*Text shown:*

━━━

The lerp smoothing (+= (target - current) * 0.3) is important. Raw frequency data jumps around frame to frame -- without smoothing the bars flicker nervously. The lerp factor of 0.3 gives snappy response while filtering out single-frame spikes. Higher values (0.5-0.8) track the audio tighter but jitter more. Lower values (0.1-0.15) give a fluid, lazy feel. Experiment with what matches the music's energy.

The whole group rotates slowly so you see the ring from different angles. Simple, but it really sells the 3D-ness of the visualization -- you're not looking at a flat bar chart, you're orbiting a frequency sculpture.

Bass-reactive environment

Individual bars track frequency bins, but the room itself should feel the music too. The bass (low frequency energy) is the most physically powerful part of music -- it's what shakes your chest at a concert. We can make the 3D environment respond to bass the same way: shake the camera, pulse lights, distort geometry.

function getBassEnergy(freqData) {
  // average the first 8 bins (lowest frequencies)
  let sum = 0;
  for (let i = 0; i < 8; i++) {
    sum += freqData[i];
  }
  return (sum / 8) / 255;  // normalized 0..1
}

function getTrebleEnergy(freqData) {
  // average the last 32 bins
  let sum = 0;
  const start = freqData.length - 32;
  for (let i = start; i < freqData.length; i++) {
    sum += freqData[i];
  }
  return (sum / 32) / 255;
}

// central sphere that inflates with bass
const sphere = new THREE.Mesh(
  new THREE.SphereGeometry(0.8, 32, 32),
  new THREE.MeshStandardMaterial({
    color: 0x000000,
    emissive: 0xff2244,
    emissiveIntensity: 2.0,
    roughness: 0.15
  })
);
sphere.position.set(0, 2, 0);
scene.add(sphere);

// point light that pulses with bass
const bassLight = new THREE.PointLight(0xff2244, 2.0, 10);
bassLight.position.copy(sphere.position);
scene.add(bassLight);

// in the animation loop:
function updateEnvironment(freqData, t) {
  const bass = getBassEnergy(freqData);
  const treble = getTrebleEnergy(freqData);

  // sphere inflates with bass
  const sphereScale = 0.8 + bass * 1.2;
  sphere.scale.setScalar(sphereScale);

  // emissive intensity pulses
  sphere.material.emissiveIntensity = 1.5 + bass * 4.0;

  // light intensity follows bass
  bassLight.intensity = 1.0 + bass * 5.0;

  // camera shake on heavy bass hits
  if (bass > 0.7) {
    camera.position.x += (Math.random() - 0.5) * 0.04;
    camera.position.y += (Math.random() - 0.5) * 0.03;
  }

  // scene background subtly shifts with treble
  const bgBrightness = 0.02 + treble * 0.03;
  scene.background.setRGB(bgBrightness, bgBrightness, bgBrightness * 1.5);
}

The camera shake is intentionally small -- just enough to feel the impact without making the viewer seasick. Only triggers above a threshold (0.7) so it's tied to actual bass hits, not constant background rumble. In a real project you'd smooth the camera back to its base position each frame (another lerp) so it doesn't drift.

━━━

*Collected data:*

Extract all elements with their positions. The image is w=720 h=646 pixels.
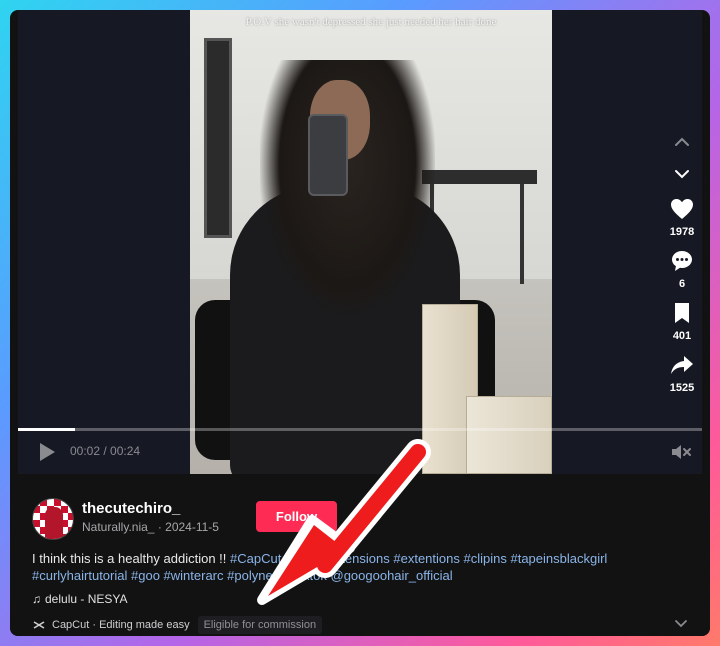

━━━

*Short problem A:*
Answer each question from the visualizer text:
(i) What lerp factor gives snappy response while filtering out single-frame spikes?
(ii) How many of the lowest frequency bins does getBassEnergy average?
(iii) Above what bass value does the camera shake trigger?
*Short problem B:*
In the visualizer text, list every property set in the options passed to MeshStandardMaterial, each with its value.

*Task answer A:*
(i) 0.3
(ii) 8
(iii) 0.7

*Task answer B:*
- color: 0x000000
- emissive: 0xff2244
- emissiveIntensity: 2.0
- roughness: 0.15